:: Goal A ::
Please update the passage on teaching fractions from "Last year I" up to and including "finding other equivalents.", replacing "district" with "school".

:: Reading text ::
—————
Fourth Grade Fractions for CCSS

Last year I was very proud of my fractions unit.  This year our district cut back on the amount of time dedicated to fractions in fourth grade.  As a result, I had to make some tough decisions on which lessons to cut, and which were non-negotiable.  And I believe if my students only learn one thing, it has to be a true understanding of equivalent fractions.  So after introducing the idea of equal parts and equivalent fractions with 1/2 with paper folding just as we did last year, we continued on to finding other equivalents.

Another priority for me was to stick with the instructional strategy of starting with manipulatives, moving on to visuals, and culminating with computation.  The ultimate goal being for my students to use the models to come up with their OWN algorithms.  Using fraction bars, circle models, (affiliate links) and even pattern blocks (this was a voluntary challenge that every single student insisted on trying, yay!) here are some of the observations they made:

The next day, they brought their recorded observations with them to quiz ME.  I repeated the "how did she do it" sessions as I modeled how to sort equivalent fractions.  As some students were able to articulate the algorithm and demonstrated that they could apply it themselves, I gave them extension questions such as comparing and ordering fractions (which our curriculum cut this year).  Those kids who were able to find equivalents were, of course, able to add and subtract fractions with ease.  Those who did not have the concept yet continued to use manipulatives with me until they were able to draw their own conclusions about the algorithm.  There were several ways I helped my remedial group:

• We used fraction number lines as a tool for locating equivalents in order to add and subtract fractions.  This way they could retain the understanding that equivalents were needed, as well as reinforce the idea of adding numerators for like fractions (not denominators).
• We explored online tools here and here to help us find equivalents at home.
• We played games online to practice visualizing, and then calculating equivalents.

Then we moved on to changing from improper fractions to mixed numbers and back again.  We started with fraction number lines, since this is a common visual fourth graders are expected to be able to interpret on MCAS.  I felt like Math in Focus didn't give quite enough direct practice on using them, so I created several number lines pages of my own (link to product) to break down the process. And that's when something amazing happened.
—————
:: Data supplied ::
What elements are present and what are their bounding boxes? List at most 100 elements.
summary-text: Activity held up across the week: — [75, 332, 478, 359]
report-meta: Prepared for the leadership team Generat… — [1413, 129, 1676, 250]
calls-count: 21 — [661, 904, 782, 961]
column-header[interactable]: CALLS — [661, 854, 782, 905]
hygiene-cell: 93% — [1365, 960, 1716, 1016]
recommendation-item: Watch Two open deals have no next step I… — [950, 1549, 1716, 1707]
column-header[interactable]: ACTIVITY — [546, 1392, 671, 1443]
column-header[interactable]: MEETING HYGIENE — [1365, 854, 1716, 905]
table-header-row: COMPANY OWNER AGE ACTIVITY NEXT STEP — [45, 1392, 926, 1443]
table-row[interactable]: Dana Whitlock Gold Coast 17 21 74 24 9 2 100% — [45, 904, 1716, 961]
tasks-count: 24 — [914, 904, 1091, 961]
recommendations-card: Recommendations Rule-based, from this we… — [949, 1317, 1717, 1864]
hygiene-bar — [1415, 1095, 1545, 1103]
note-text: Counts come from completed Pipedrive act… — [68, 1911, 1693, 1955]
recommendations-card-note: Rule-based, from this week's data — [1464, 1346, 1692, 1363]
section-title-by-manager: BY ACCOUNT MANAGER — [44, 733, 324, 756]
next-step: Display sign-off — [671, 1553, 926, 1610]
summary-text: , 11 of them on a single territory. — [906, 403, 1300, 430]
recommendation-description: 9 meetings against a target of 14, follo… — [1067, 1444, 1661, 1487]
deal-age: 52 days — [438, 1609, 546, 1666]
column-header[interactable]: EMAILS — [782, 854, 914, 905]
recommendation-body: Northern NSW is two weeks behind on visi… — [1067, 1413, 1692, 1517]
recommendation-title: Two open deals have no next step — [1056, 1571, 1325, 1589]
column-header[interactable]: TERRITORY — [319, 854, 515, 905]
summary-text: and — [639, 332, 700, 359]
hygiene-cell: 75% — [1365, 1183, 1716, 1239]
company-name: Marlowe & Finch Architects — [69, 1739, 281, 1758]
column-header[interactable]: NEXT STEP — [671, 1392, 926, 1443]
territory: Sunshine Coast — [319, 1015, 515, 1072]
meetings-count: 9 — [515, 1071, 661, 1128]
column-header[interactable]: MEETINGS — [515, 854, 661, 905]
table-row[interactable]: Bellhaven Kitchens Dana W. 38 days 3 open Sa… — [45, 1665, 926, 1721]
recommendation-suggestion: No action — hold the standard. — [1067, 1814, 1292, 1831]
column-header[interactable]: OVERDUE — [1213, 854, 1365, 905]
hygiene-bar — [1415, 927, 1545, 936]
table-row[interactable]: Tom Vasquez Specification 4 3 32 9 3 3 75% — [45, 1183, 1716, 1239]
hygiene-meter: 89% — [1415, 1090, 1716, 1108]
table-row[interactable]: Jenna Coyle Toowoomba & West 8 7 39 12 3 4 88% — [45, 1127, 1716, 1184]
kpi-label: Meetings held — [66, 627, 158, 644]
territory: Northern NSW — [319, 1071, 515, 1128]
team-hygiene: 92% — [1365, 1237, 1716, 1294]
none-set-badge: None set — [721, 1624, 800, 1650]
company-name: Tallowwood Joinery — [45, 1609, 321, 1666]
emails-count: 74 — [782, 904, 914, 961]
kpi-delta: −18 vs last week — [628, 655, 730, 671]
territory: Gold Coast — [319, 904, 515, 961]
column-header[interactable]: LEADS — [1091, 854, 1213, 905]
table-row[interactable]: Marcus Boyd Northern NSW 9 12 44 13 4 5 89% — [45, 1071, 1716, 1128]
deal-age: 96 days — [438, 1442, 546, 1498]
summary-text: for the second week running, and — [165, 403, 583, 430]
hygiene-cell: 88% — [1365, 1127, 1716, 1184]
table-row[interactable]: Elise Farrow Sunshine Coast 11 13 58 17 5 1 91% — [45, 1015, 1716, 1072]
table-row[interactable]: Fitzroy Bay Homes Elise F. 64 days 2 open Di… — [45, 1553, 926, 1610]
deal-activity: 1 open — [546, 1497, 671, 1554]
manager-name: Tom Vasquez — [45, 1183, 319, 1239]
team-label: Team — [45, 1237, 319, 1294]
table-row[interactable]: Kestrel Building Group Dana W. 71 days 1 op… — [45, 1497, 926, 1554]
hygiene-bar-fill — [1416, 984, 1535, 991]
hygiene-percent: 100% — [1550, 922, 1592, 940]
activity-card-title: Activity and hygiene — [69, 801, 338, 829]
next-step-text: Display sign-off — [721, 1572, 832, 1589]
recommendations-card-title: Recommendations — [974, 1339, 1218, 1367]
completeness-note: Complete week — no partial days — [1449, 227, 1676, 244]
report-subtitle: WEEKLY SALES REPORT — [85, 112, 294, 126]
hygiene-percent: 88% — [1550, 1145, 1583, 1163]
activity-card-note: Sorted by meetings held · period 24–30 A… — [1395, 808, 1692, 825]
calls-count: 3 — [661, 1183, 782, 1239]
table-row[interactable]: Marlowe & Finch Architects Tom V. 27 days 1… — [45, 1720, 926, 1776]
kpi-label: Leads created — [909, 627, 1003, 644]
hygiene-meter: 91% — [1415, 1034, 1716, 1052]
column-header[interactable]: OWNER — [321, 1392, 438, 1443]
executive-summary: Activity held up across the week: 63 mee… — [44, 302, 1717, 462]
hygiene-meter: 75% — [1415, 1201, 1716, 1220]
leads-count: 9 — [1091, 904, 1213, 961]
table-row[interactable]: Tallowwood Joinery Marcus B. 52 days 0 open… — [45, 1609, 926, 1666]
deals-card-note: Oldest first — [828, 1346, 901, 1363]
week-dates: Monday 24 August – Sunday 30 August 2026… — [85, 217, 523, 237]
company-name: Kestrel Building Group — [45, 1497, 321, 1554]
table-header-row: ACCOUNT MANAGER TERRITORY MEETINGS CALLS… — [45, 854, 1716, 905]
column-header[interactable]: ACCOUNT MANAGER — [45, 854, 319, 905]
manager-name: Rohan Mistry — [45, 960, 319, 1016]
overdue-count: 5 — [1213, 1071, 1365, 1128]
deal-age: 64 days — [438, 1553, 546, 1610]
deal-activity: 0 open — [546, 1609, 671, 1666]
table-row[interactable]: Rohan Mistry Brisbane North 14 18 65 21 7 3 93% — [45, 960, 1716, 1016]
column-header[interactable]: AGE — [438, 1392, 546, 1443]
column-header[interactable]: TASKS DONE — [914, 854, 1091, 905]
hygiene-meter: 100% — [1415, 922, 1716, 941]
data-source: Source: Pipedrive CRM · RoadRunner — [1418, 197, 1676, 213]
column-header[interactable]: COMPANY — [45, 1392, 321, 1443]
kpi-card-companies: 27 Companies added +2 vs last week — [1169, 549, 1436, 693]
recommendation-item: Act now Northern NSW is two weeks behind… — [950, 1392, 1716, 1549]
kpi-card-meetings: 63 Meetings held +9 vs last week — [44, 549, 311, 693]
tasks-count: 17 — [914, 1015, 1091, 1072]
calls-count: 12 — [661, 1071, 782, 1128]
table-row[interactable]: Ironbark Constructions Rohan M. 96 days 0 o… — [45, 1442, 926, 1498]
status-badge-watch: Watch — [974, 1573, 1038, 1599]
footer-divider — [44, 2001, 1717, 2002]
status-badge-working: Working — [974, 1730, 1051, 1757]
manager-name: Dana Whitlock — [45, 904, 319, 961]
—————
:: Goal B ::
Render the listing, from its first line up to and including the line with "table-header-row: COMPANY OWNER", as a Markdown table with the columns Row and Listing line, numbering each row and skipping blank lines.

:: Correct answer A ::
Last year I was very proud of my fractions unit.  This year our school cut back on the amount of time dedicated to fractions in fourth grade.  As a result, I had to make some tough decisions on which lessons to cut, and which were non-negotiable.  And I believe if my students only learn one thing, it has to be a true understanding of equivalent fractions.  So after introducing the idea of equal parts and equivalent fractions with 1/2 with paper folding just as we did last year, we continued on to finding other equivalents.

:: Correct answer B ::
| Row | Listing line |
|---|---|
| 1 | What elements are present and what are their bounding boxes? List at most 100 elements. |
| 2 | summary-text: Activity held up across the week: — [75, 332, 478, 359] |
| 3 | report-meta: Prepared for the leadership team Generat… — [1413, 129, 1676, 250] |
| 4 | calls-count: 21 — [661, 904, 782, 961] |
| 5 | column-header[interactable]: CALLS — [661, 854, 782, 905] |
| 6 | hygiene-cell: 93% — [1365, 960, 1716, 1016] |
| 7 | recommendation-item: Watch Two open deals have no next step I… — [950, 1549, 1716, 1707] |
| 8 | column-header[interactable]: ACTIVITY — [546, 1392, 671, 1443] |
| 9 | column-header[interactable]: MEETING HYGIENE — [1365, 854, 1716, 905] |
| 10 | table-header-row: COMPANY OWNER AGE ACTIVITY NEXT STEP — [45, 1392, 926, 1443] |